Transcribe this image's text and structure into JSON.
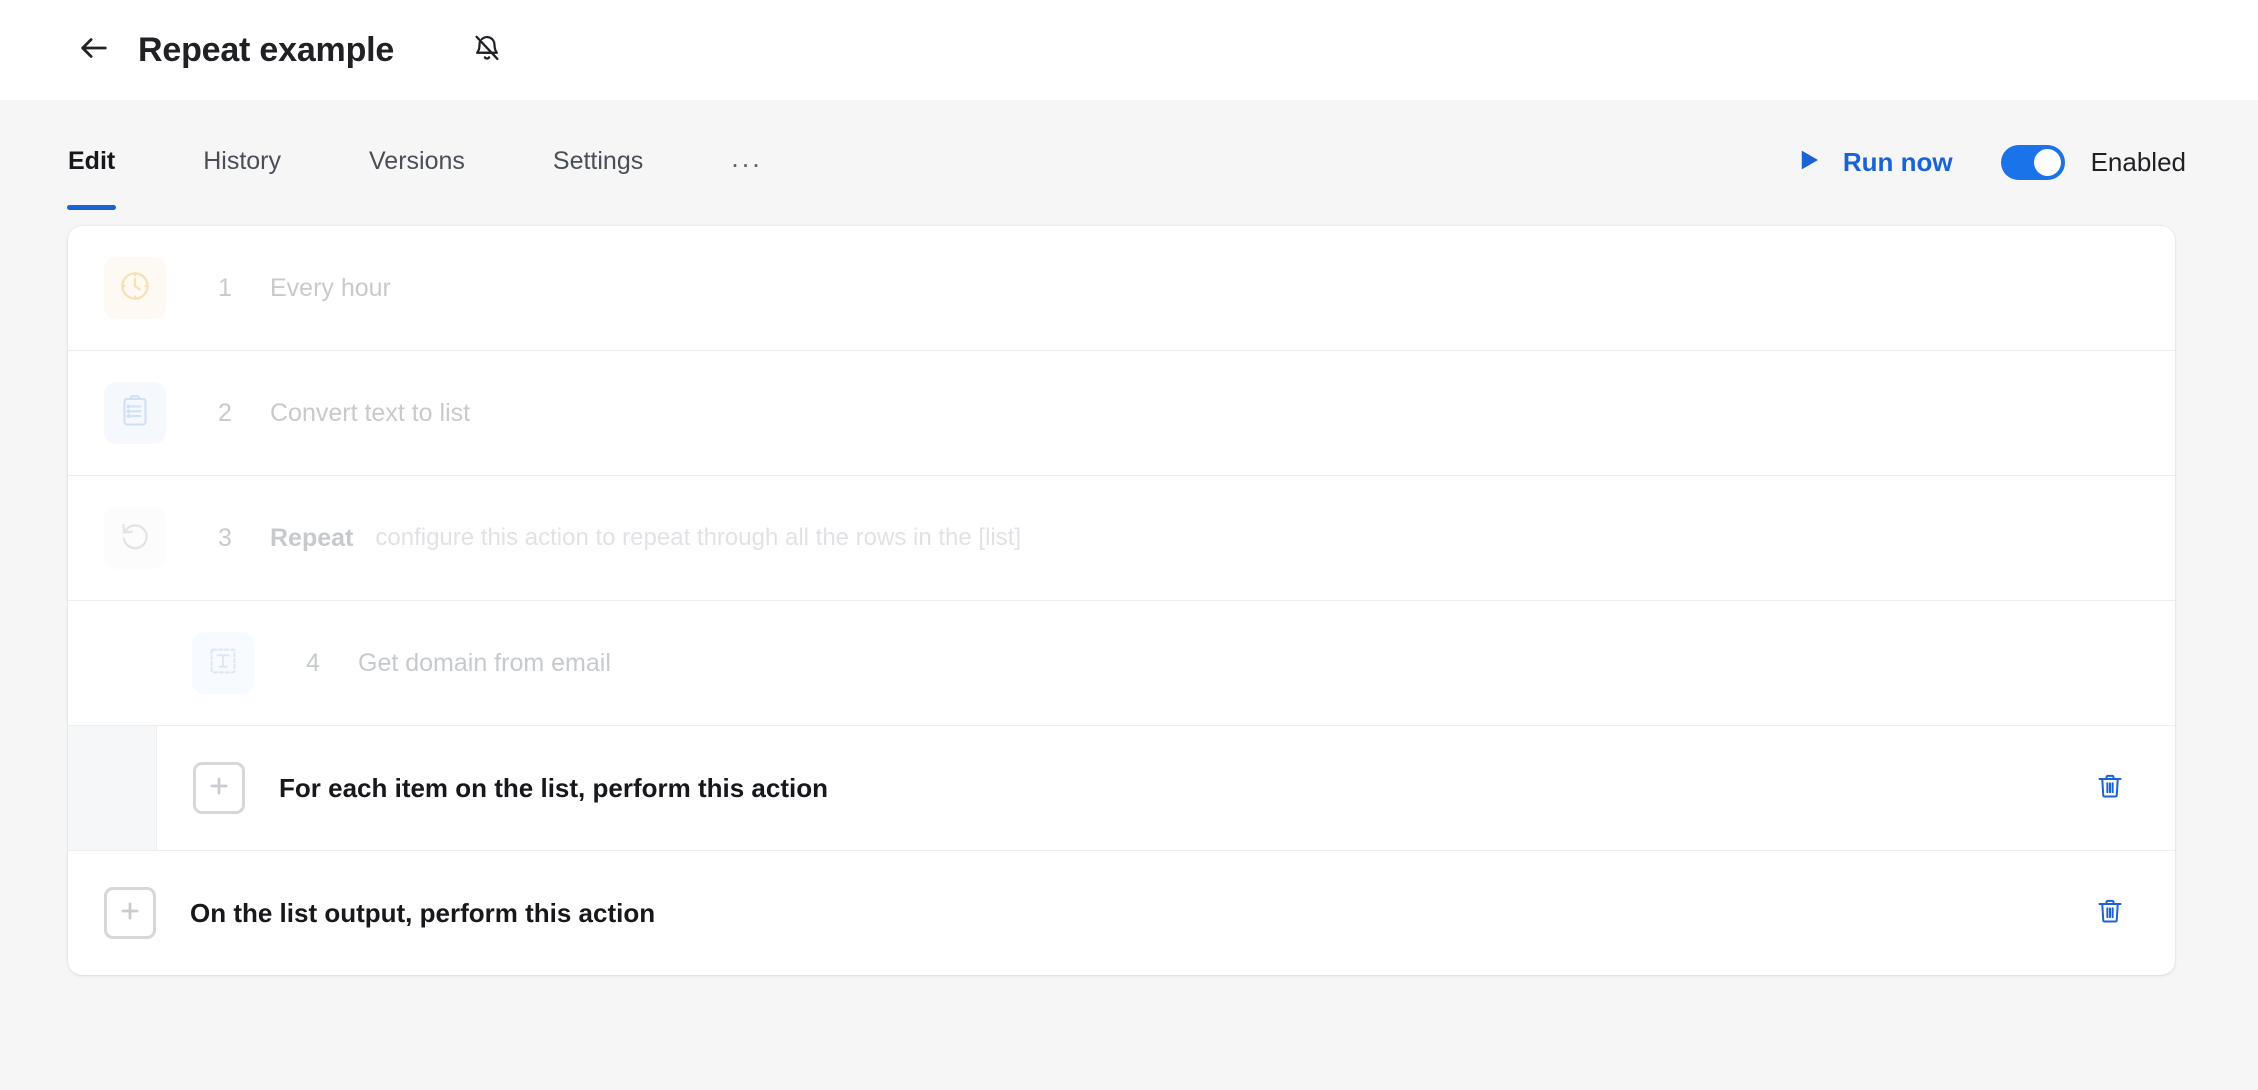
{
  "header": {
    "back_icon": "arrow-left-icon",
    "title": "Repeat example",
    "notification_icon": "bell-off-icon"
  },
  "tabbar": {
    "tabs": [
      {
        "label": "Edit",
        "active": true
      },
      {
        "label": "History",
        "active": false
      },
      {
        "label": "Versions",
        "active": false
      },
      {
        "label": "Settings",
        "active": false
      }
    ],
    "overflow_label": "...",
    "run_now": {
      "label": "Run now",
      "icon": "play-icon",
      "color": "#1a62d6"
    },
    "toggle": {
      "label": "Enabled",
      "on": true,
      "color": "#1a73e8"
    },
    "active_underline_color": "#1a62d6"
  },
  "workflow": {
    "steps": [
      {
        "number": "1",
        "title": "Every hour",
        "subtitle": "",
        "icon": "clock-icon",
        "tile_color": "#fdf4e3",
        "indent": false,
        "dimmed": true
      },
      {
        "number": "2",
        "title": "Convert text to list",
        "subtitle": "",
        "icon": "clipboard-list-icon",
        "tile_color": "#e9f1fd",
        "indent": false,
        "dimmed": true
      },
      {
        "number": "3",
        "title": "Repeat",
        "subtitle": "configure this action to repeat through all the rows in the [list]",
        "icon": "repeat-rotate-icon",
        "tile_color": "#fafafb",
        "indent": false,
        "dimmed": true
      },
      {
        "number": "4",
        "title": "Get domain from email",
        "subtitle": "",
        "icon": "text-select-icon",
        "tile_color": "#eef5fd",
        "indent": true,
        "dimmed": true
      }
    ],
    "actions": [
      {
        "label": "For each item on the list, perform this action",
        "add_icon": "plus-square-icon",
        "delete_icon": "trash-icon",
        "nested": true
      },
      {
        "label": "On the list output, perform this action",
        "add_icon": "plus-square-icon",
        "delete_icon": "trash-icon",
        "nested": false
      }
    ]
  }
}
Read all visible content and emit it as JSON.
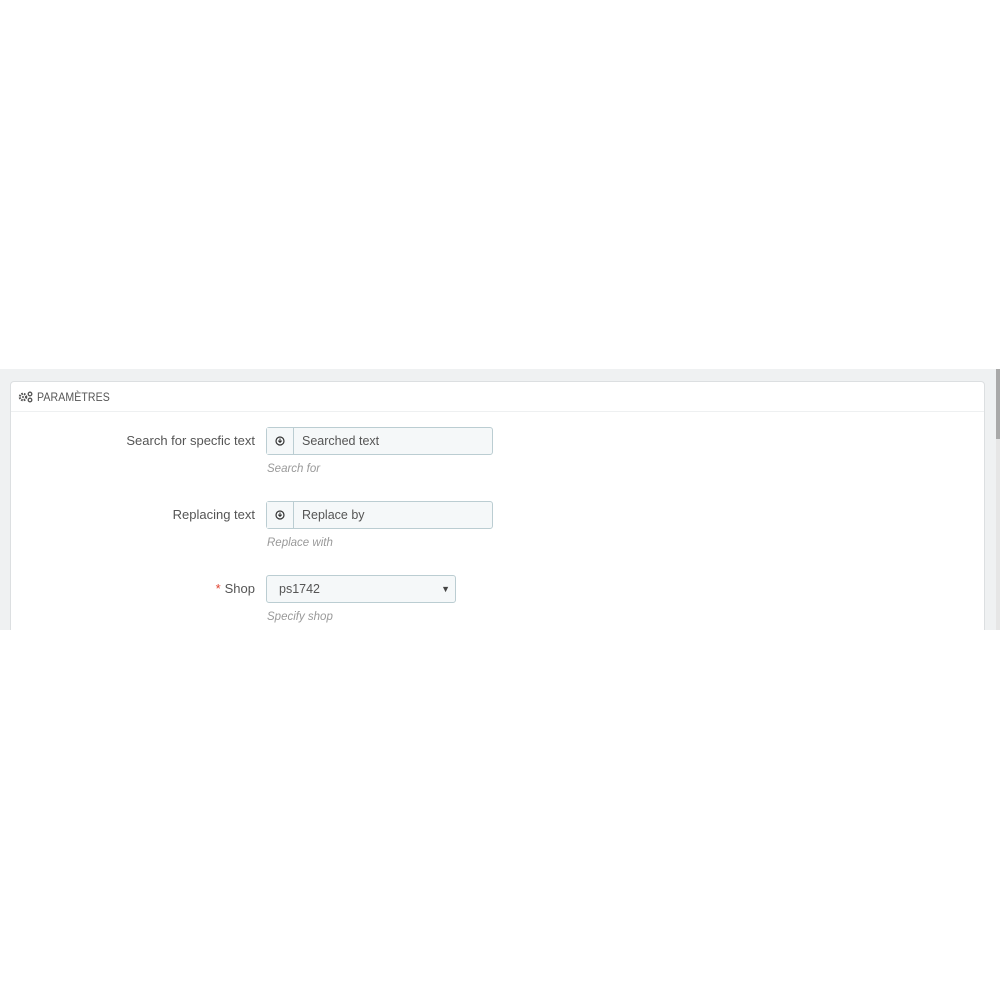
{
  "panel": {
    "title": "PARAMÈTRES",
    "icon": "cogs-icon"
  },
  "fields": [
    {
      "label": "Search for specfic text",
      "required": false,
      "value": "Searched text",
      "addon_icon": "download-circle-icon",
      "help": "Search for"
    },
    {
      "label": "Replacing text",
      "required": false,
      "value": "Replace by",
      "addon_icon": "download-circle-icon",
      "help": "Replace with"
    },
    {
      "label": "Shop",
      "required": true,
      "required_mark": "*",
      "value": "ps1742",
      "help": "Specify shop"
    }
  ],
  "colors": {
    "required": "#e0412e",
    "input_border": "#bbcdd2",
    "input_bg": "#f5f8f9"
  }
}
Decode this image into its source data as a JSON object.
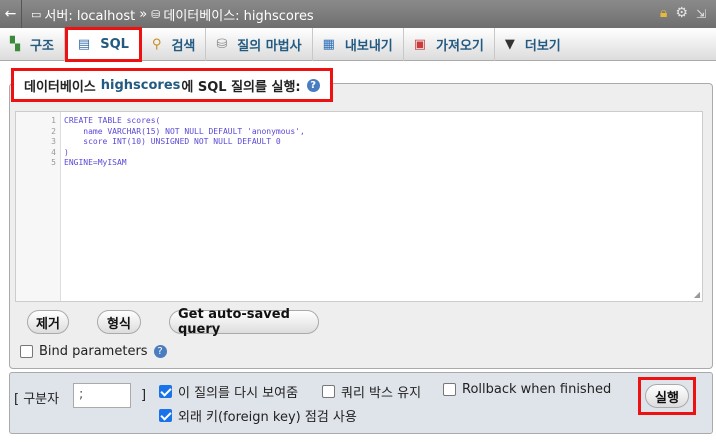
{
  "breadcrumb": {
    "server_label": "서버: localhost",
    "separator": "»",
    "database_label": "데이터베이스: highscores"
  },
  "icons": {
    "back": "back-arrow-icon",
    "server": "server-icon",
    "database": "database-icon",
    "lock": "lock-icon",
    "settings": "gear-icon",
    "collapse": "collapse-icon"
  },
  "tabs": [
    {
      "label": "구조",
      "icon": "structure-icon"
    },
    {
      "label": "SQL",
      "icon": "sql-icon",
      "active": true
    },
    {
      "label": "검색",
      "icon": "search-icon"
    },
    {
      "label": "질의 마법사",
      "icon": "query-icon"
    },
    {
      "label": "내보내기",
      "icon": "export-icon"
    },
    {
      "label": "가져오기",
      "icon": "import-icon"
    },
    {
      "label": "더보기",
      "icon": "caret-down-icon"
    }
  ],
  "sql_panel": {
    "legend_prefix": "데이터베이스",
    "database_name": "highscores",
    "legend_suffix": "에 SQL 질의를 실행:",
    "line_numbers": [
      "1",
      "2",
      "3",
      "4",
      "5"
    ],
    "code_lines": [
      "CREATE TABLE scores(",
      "    name VARCHAR(15) NOT NULL DEFAULT 'anonymous',",
      "    score INT(10) UNSIGNED NOT NULL DEFAULT 0",
      ")",
      "ENGINE=MyISAM"
    ]
  },
  "buttons": {
    "clear": "제거",
    "format": "형식",
    "autosaved": "Get auto-saved query",
    "go": "실행"
  },
  "bind_parameters": {
    "label": "Bind parameters",
    "checked": false
  },
  "options": {
    "delimiter_label": "[ 구분자",
    "delimiter_value": ";",
    "delimiter_close": "]",
    "show_again": {
      "label": "이 질의를 다시 보여줌",
      "checked": true
    },
    "retain_box": {
      "label": "쿼리 박스 유지",
      "checked": false
    },
    "rollback": {
      "label": "Rollback when finished",
      "checked": false
    },
    "foreign_key": {
      "label": "외래 키(foreign key) 점검 사용",
      "checked": true
    }
  },
  "colors": {
    "highlight_border": "#ee1111",
    "link_blue": "#235a81",
    "checkbox_checked": "#1a73e8"
  }
}
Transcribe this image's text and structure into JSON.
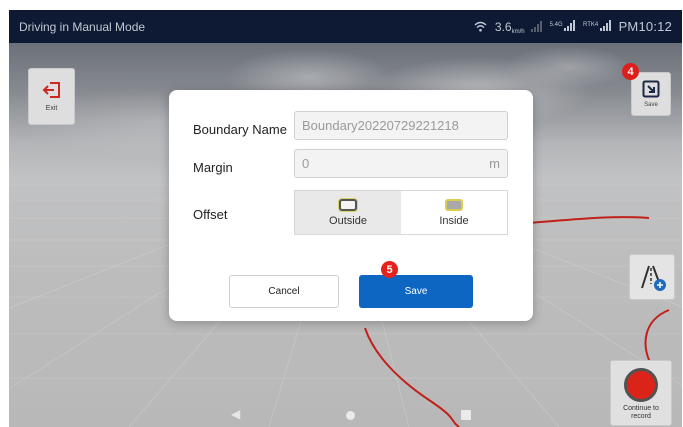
{
  "status_bar": {
    "title": "Driving in Manual Mode",
    "speed": "3.6",
    "speed_unit": "km/h",
    "signal_5g_label": "5.4G",
    "rtk_label": "RTK4",
    "time": "PM10:12"
  },
  "left_panel": {
    "exit_label": "Exit"
  },
  "right_panel": {
    "save_label": "Save",
    "record_label_line1": "Continue to",
    "record_label_line2": "record",
    "record_color": "#e4251b"
  },
  "markers": {
    "step4": "4",
    "step5": "5",
    "color": "#e5211d"
  },
  "dialog": {
    "name_label": "Boundary Name",
    "name_value": "Boundary20220729221218",
    "margin_label": "Margin",
    "margin_value": "0",
    "margin_unit": "m",
    "offset_label": "Offset",
    "offset_options": [
      "Outside",
      "Inside"
    ],
    "offset_selected": "Outside",
    "cancel_label": "Cancel",
    "save_label": "Save",
    "save_color": "#0d66c2"
  },
  "icons": {
    "exit": "exit-icon",
    "save": "save-icon",
    "add_line": "add-line-icon",
    "wifi": "wifi-icon",
    "back": "nav-back-icon",
    "home": "nav-home-icon",
    "recent": "nav-recent-icon"
  }
}
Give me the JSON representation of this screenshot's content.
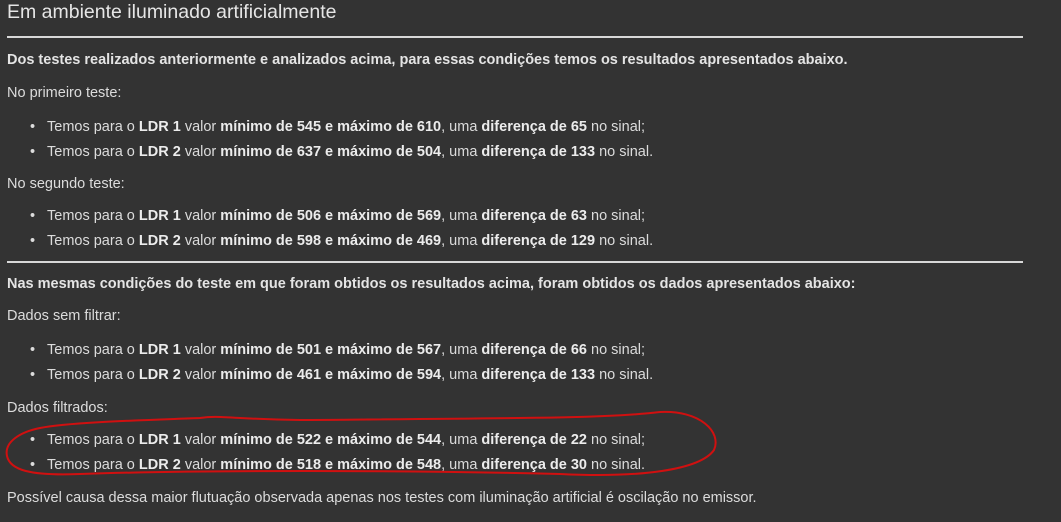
{
  "title": "Em ambiente iluminado artificialmente",
  "intro1": "Dos testes realizados anteriormente e analizados acima, para essas condições temos os resultados apresentados abaixo.",
  "first_test_label": "No primeiro teste:",
  "first_test": [
    [
      {
        "t": "Temos para o "
      },
      {
        "t": "LDR 1",
        "b": true
      },
      {
        "t": " valor "
      },
      {
        "t": "mínimo de 545 e máximo de 610",
        "b": true
      },
      {
        "t": ", uma "
      },
      {
        "t": "diferença de 65",
        "b": true
      },
      {
        "t": " no sinal;"
      }
    ],
    [
      {
        "t": "Temos para o "
      },
      {
        "t": "LDR 2",
        "b": true
      },
      {
        "t": " valor "
      },
      {
        "t": "mínimo de 637 e máximo de 504",
        "b": true
      },
      {
        "t": ", uma "
      },
      {
        "t": "diferença de 133",
        "b": true
      },
      {
        "t": " no sinal."
      }
    ]
  ],
  "second_test_label": "No segundo teste:",
  "second_test": [
    [
      {
        "t": "Temos para o "
      },
      {
        "t": "LDR 1",
        "b": true
      },
      {
        "t": " valor "
      },
      {
        "t": "mínimo de 506 e máximo de 569",
        "b": true
      },
      {
        "t": ", uma "
      },
      {
        "t": "diferença de 63",
        "b": true
      },
      {
        "t": " no sinal;"
      }
    ],
    [
      {
        "t": "Temos para o "
      },
      {
        "t": "LDR 2",
        "b": true
      },
      {
        "t": " valor "
      },
      {
        "t": "mínimo de 598 e máximo de 469",
        "b": true
      },
      {
        "t": ", uma "
      },
      {
        "t": "diferença de 129",
        "b": true
      },
      {
        "t": " no sinal."
      }
    ]
  ],
  "intro2": "Nas mesmas condições do teste em que foram obtidos os resultados acima, foram obtidos os dados apresentados abaixo:",
  "unfiltered_label": "Dados sem filtrar:",
  "unfiltered": [
    [
      {
        "t": "Temos para o "
      },
      {
        "t": "LDR 1",
        "b": true
      },
      {
        "t": " valor "
      },
      {
        "t": "mínimo de 501 e máximo de 567",
        "b": true
      },
      {
        "t": ", uma "
      },
      {
        "t": "diferença de 66",
        "b": true
      },
      {
        "t": " no sinal;"
      }
    ],
    [
      {
        "t": "Temos para o "
      },
      {
        "t": "LDR 2",
        "b": true
      },
      {
        "t": " valor "
      },
      {
        "t": "mínimo de 461 e máximo de 594",
        "b": true
      },
      {
        "t": ", uma "
      },
      {
        "t": "diferença de 133",
        "b": true
      },
      {
        "t": " no sinal."
      }
    ]
  ],
  "filtered_label": "Dados filtrados:",
  "filtered": [
    [
      {
        "t": "Temos para o "
      },
      {
        "t": "LDR 1",
        "b": true
      },
      {
        "t": " valor "
      },
      {
        "t": "mínimo de 522 e máximo de 544",
        "b": true
      },
      {
        "t": ", uma "
      },
      {
        "t": "diferença de 22",
        "b": true
      },
      {
        "t": " no sinal;"
      }
    ],
    [
      {
        "t": "Temos para o "
      },
      {
        "t": "LDR 2",
        "b": true
      },
      {
        "t": " valor "
      },
      {
        "t": "mínimo de 518 e máximo de 548",
        "b": true
      },
      {
        "t": ", uma "
      },
      {
        "t": "diferença de 30",
        "b": true
      },
      {
        "t": " no sinal."
      }
    ]
  ],
  "conclusion": "Possível causa dessa maior flutuação observada apenas nos testes com iluminação artificial é oscilação no emissor.",
  "annotation_color": "#d01010"
}
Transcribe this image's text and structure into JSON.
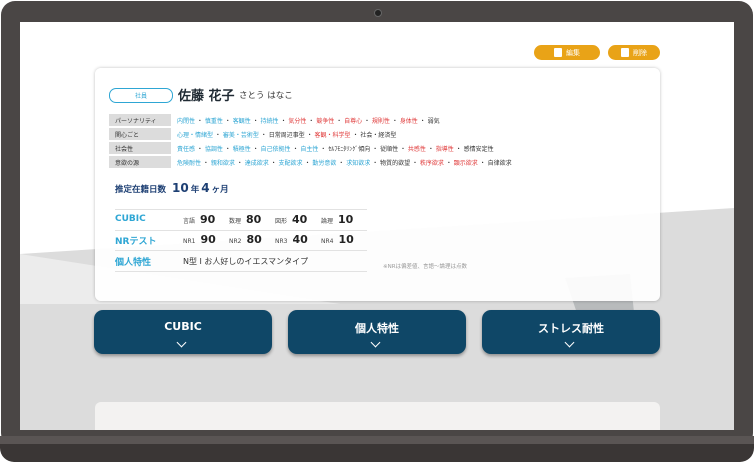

....

Return each line of the listing that holds the string "데이터베이스".

    "database_label": "데이터베이스: highscores"
    "legend_prefix": "데이터베이스",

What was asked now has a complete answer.